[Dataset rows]
===============

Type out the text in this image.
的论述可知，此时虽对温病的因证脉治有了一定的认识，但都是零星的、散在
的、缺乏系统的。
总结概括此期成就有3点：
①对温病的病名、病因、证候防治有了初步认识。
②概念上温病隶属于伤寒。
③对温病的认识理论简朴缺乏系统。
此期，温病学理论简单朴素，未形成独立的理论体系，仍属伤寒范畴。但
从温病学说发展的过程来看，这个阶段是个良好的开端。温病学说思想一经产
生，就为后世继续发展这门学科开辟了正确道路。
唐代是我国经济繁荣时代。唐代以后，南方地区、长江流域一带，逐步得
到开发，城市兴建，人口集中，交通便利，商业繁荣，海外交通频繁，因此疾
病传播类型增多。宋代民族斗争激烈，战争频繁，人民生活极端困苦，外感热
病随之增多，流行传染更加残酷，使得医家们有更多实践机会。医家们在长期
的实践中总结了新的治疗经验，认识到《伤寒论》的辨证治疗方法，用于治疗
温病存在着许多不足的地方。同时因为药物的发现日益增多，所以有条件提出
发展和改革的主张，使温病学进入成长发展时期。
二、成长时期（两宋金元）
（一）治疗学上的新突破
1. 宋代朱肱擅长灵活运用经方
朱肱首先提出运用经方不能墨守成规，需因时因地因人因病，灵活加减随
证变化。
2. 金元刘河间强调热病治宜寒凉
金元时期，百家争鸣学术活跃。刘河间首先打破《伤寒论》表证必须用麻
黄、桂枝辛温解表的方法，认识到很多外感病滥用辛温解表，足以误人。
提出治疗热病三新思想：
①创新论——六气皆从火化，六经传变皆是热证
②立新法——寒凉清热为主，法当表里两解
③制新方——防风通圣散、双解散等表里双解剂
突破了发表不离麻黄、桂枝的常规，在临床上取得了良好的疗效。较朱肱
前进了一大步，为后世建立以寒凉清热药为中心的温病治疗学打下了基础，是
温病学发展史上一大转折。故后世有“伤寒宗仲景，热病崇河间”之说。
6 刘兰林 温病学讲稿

===============

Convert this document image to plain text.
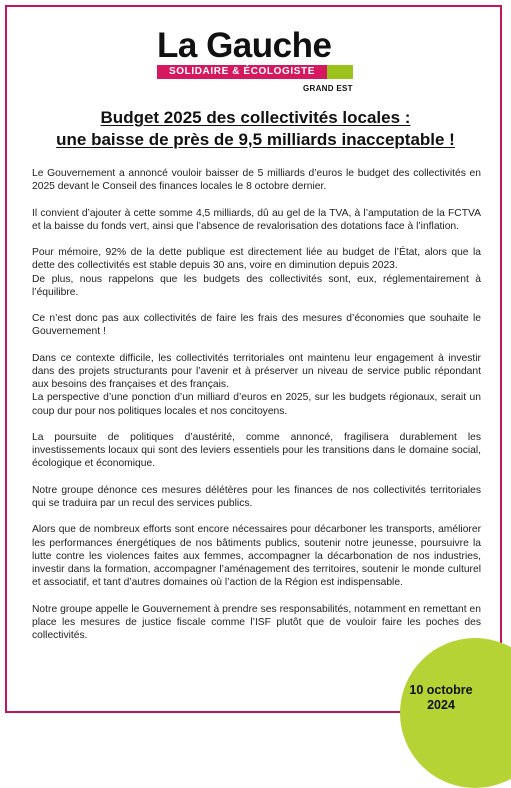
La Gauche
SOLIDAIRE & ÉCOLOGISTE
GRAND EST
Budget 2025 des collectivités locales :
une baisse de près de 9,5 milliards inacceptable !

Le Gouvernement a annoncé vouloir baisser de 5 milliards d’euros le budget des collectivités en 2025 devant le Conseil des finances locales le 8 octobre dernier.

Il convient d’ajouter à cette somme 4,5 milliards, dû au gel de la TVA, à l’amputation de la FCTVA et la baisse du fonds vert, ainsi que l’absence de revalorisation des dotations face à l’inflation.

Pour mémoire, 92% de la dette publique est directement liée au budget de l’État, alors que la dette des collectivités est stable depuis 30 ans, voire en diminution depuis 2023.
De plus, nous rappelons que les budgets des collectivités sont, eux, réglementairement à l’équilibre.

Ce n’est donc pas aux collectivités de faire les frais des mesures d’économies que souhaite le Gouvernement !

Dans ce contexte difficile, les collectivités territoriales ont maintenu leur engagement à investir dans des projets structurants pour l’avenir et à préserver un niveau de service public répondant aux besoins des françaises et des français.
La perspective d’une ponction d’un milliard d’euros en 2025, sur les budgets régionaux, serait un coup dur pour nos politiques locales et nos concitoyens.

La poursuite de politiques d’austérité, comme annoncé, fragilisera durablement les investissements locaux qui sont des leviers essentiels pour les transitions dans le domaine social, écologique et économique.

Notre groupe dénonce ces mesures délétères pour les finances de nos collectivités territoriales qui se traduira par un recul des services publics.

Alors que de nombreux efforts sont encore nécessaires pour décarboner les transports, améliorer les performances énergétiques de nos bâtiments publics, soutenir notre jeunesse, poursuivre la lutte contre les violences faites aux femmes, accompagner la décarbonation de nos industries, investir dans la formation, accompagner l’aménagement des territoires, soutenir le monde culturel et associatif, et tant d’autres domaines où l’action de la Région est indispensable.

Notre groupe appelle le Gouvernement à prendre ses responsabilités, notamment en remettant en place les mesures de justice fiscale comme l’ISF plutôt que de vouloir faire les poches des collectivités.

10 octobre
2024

===============

## What is being asked
Give every line of the material that includes the string "investir".

## Worked answer
Dans ce contexte difficile, les collectivités territoriales ont maintenu leur engagement à investir dans des projets structurants pour l’avenir et à préserver un niveau de service public répondant aux besoins des françaises et des français.
Alors que de nombreux efforts sont encore nécessaires pour décarboner les transports, améliorer les performances énergétiques de nos bâtiments publics, soutenir notre jeunesse, poursuivre la lutte contre les violences faites aux femmes, accompagner la décarbonation de nos industries, investir dans la formation, accompagner l’aménagement des territoires, soutenir le monde culturel et associatif, et tant d’autres domaines où l’action de la Région est indispensable.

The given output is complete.